* TASK DIRECTIONS: Lay out the lines of the records from the line containing "Patent image size: (995, 883)." through the line containing "The cooling step 31 is at (194, 508)." as a Markdown table. Use a column Row for the row number and a column Text for the line, and leave out blank lines.

□ □ □

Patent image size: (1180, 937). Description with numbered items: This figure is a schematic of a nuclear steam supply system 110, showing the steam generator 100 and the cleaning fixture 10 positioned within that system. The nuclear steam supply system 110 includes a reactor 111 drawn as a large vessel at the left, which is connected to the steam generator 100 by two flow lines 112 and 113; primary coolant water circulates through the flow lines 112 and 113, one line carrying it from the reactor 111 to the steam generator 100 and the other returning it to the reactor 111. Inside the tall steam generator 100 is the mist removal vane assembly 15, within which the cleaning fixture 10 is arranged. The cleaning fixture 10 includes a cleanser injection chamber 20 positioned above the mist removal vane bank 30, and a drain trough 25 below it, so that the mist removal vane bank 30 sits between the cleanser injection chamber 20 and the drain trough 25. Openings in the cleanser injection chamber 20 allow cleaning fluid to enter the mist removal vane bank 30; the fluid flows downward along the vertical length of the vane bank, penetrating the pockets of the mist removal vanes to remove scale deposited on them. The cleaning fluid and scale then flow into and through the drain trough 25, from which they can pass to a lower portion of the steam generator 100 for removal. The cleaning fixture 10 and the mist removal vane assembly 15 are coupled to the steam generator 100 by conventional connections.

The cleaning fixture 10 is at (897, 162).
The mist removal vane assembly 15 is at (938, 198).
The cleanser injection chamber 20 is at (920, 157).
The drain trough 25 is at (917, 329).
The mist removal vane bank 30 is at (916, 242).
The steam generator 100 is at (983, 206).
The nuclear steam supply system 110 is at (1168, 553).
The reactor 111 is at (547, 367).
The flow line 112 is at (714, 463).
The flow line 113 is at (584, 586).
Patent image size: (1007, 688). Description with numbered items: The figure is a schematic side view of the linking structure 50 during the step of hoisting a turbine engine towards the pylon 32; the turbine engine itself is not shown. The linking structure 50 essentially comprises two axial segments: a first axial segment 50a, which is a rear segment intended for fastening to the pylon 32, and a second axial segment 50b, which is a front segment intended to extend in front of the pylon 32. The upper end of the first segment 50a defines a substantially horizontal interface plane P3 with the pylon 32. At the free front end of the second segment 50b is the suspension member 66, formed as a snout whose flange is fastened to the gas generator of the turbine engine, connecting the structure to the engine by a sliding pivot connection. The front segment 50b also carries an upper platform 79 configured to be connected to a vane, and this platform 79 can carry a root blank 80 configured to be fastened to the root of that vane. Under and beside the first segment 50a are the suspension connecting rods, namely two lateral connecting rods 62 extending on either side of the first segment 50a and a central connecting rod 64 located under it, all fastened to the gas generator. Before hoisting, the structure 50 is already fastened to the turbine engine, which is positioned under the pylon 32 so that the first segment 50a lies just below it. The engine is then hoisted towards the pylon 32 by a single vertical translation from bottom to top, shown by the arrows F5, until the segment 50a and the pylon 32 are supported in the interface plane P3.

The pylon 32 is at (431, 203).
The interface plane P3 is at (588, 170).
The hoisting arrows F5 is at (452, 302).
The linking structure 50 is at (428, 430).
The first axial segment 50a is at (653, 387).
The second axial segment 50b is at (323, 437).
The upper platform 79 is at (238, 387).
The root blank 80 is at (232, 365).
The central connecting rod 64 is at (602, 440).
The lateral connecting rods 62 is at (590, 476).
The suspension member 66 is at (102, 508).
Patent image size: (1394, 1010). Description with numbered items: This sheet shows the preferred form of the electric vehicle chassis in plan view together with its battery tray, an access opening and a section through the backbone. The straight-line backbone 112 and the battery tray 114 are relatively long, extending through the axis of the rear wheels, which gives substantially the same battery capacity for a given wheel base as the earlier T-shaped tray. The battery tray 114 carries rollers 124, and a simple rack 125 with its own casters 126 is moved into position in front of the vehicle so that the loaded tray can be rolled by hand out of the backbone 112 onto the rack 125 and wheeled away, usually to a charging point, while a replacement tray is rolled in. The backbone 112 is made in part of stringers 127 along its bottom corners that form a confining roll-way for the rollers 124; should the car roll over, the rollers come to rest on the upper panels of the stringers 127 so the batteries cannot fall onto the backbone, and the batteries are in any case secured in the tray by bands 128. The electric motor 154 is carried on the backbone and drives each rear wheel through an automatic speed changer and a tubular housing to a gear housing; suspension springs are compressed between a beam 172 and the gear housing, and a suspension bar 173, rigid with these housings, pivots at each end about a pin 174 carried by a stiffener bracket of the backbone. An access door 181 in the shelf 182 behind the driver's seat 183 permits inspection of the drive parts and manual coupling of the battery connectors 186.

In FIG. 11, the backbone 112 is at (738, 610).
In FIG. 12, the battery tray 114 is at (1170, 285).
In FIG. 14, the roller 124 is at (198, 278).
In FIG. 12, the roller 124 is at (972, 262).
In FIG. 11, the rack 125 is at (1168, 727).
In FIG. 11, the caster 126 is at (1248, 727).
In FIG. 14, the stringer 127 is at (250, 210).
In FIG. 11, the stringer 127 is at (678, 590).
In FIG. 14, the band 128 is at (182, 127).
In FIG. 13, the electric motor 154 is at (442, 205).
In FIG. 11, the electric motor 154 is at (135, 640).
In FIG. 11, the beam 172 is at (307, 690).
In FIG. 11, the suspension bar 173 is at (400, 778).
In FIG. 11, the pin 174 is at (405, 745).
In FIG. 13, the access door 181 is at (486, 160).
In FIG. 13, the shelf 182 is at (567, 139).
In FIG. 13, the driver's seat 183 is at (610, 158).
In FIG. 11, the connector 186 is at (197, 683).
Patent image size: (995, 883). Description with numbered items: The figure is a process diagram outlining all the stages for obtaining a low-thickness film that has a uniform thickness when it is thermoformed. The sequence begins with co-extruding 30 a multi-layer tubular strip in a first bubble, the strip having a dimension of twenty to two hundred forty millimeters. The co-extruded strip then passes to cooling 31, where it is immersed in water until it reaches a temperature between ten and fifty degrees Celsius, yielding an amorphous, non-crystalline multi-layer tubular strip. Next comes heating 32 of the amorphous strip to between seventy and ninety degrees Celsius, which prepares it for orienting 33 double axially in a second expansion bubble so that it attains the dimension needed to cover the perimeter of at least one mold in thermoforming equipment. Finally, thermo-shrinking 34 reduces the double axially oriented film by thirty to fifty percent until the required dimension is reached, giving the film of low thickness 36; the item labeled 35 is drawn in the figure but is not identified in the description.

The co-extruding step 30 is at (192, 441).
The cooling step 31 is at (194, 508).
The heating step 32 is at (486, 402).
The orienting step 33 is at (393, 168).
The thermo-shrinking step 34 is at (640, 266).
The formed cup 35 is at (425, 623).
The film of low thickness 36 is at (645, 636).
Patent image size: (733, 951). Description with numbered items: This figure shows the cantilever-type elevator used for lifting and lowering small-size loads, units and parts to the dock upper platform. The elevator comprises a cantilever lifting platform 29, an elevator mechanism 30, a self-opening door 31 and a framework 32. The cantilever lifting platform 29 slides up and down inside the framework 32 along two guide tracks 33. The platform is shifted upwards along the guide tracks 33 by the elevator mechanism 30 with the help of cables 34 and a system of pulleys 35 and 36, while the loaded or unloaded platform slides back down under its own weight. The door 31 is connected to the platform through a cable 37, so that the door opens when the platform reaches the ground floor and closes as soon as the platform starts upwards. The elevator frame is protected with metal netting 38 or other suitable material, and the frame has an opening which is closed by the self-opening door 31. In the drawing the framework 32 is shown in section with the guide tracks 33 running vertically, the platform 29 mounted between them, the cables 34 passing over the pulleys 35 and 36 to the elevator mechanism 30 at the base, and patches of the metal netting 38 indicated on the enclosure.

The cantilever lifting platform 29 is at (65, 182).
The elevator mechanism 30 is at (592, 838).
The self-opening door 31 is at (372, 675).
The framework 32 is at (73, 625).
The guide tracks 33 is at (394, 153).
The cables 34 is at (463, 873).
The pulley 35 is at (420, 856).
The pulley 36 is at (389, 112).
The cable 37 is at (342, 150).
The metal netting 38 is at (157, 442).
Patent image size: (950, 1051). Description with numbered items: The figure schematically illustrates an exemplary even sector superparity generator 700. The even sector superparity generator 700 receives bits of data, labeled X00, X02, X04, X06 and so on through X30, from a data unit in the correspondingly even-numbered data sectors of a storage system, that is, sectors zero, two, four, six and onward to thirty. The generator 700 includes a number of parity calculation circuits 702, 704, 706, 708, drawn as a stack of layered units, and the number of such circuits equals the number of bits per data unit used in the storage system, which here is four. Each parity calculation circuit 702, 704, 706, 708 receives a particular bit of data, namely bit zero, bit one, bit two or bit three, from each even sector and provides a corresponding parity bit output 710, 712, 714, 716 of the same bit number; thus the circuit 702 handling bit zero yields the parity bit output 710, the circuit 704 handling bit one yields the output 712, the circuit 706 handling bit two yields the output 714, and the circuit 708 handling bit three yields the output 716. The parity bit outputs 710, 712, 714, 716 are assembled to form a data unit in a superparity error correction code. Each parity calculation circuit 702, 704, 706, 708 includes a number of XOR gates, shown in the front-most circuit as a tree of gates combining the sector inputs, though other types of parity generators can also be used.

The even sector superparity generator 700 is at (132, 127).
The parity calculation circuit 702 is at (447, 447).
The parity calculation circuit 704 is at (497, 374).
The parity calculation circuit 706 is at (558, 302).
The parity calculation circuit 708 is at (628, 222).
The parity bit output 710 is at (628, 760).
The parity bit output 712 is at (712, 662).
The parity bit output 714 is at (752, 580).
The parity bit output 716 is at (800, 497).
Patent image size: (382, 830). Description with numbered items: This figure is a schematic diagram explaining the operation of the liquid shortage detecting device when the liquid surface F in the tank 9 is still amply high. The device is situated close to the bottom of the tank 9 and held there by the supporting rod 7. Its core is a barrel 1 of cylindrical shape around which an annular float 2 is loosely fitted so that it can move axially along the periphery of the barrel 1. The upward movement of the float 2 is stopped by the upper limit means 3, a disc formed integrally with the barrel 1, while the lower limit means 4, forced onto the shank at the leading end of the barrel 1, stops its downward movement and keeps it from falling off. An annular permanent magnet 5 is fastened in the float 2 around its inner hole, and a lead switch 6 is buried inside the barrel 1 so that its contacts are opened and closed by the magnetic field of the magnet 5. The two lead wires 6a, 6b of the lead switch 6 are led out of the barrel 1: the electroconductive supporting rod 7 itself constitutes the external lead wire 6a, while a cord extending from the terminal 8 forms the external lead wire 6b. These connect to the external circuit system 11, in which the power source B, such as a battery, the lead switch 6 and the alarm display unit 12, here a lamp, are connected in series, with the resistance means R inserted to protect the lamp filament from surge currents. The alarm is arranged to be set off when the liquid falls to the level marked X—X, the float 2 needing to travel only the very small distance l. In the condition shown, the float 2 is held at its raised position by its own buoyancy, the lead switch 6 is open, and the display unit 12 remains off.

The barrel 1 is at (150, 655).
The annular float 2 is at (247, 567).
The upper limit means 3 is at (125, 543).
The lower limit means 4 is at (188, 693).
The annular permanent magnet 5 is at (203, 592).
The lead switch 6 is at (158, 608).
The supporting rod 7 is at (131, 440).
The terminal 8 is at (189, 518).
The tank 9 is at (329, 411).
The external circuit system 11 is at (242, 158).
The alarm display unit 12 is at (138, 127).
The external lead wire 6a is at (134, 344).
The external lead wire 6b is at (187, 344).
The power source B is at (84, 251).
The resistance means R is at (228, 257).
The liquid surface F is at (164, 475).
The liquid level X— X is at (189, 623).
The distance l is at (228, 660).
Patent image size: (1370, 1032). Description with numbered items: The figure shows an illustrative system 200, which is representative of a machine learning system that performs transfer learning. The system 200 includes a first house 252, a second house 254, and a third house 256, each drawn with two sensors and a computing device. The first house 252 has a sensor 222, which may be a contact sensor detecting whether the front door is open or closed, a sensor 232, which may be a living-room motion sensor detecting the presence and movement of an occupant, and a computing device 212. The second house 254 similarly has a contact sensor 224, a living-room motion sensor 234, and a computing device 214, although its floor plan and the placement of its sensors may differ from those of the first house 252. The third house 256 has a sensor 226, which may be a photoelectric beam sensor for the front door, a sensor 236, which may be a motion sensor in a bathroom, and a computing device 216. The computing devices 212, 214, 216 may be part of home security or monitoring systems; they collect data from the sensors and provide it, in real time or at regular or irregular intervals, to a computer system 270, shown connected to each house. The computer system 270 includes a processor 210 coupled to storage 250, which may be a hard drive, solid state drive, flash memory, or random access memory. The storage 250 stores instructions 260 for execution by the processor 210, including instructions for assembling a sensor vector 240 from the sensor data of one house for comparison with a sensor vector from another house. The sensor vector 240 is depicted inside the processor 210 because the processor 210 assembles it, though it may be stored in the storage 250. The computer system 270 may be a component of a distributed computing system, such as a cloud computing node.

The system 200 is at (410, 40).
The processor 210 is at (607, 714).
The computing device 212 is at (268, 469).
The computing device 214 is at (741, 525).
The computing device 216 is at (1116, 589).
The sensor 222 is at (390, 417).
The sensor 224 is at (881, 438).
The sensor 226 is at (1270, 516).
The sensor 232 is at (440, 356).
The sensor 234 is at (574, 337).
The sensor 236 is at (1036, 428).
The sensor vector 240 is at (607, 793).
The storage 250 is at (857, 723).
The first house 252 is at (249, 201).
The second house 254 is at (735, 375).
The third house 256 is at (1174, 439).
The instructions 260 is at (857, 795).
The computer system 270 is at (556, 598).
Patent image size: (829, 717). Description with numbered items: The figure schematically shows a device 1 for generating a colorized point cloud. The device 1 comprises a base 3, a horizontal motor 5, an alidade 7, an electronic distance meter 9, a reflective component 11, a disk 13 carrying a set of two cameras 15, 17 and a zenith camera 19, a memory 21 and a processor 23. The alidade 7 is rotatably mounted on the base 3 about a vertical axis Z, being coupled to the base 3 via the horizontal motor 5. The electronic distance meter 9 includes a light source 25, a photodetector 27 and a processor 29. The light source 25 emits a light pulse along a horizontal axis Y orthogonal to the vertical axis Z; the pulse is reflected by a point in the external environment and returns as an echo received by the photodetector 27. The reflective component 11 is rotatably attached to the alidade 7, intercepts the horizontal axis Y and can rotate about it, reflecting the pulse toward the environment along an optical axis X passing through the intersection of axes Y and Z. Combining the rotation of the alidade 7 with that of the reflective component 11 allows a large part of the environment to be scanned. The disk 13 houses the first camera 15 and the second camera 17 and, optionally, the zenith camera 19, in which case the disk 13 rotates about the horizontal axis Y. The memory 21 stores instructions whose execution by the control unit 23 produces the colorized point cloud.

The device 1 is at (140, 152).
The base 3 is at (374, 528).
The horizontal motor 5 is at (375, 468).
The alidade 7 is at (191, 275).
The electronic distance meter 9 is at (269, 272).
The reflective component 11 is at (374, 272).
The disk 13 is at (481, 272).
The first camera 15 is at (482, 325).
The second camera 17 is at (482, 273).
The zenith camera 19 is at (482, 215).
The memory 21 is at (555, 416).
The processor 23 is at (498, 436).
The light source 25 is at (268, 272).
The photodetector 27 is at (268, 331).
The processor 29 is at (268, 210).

□ □ □

* RESPONSE:
| Row | Text |
|---|---|
| 1 | Patent image size: (995, 883). Description with numbered items: The figure is a process diagram outlining all the stages for obtaining a low-thickness film that has a uniform thickness when it is thermoformed. The sequence begins with co-extruding 30 a multi-layer tubular strip in a first bubble, the strip having a dimension of twenty to two hundred forty millimeters. The co-extruded strip then passes to cooling 31, where it is immersed in water until it reaches a temperature between ten and fifty degrees Celsius, yielding an amorphous, non-crystalline multi-layer tubular strip. Next comes heating 32 of the amorphous strip to between seventy and ninety degrees Celsius, which prepares it for orienting 33 double axially in a second expansion bubble so that it attains the dimension needed to cover the perimeter of at least one mold in thermoforming equipment. Finally, thermo-shrinking 34 reduces the double axially oriented film by thirty to fifty percent until the required dimension is reached, giving the film of low thickness 36; the item labeled 35 is drawn in the figure but is not identified in the description. |
| 2 | The co-extruding step 30 is at (192, 441). |
| 3 | The cooling step 31 is at (194, 508). |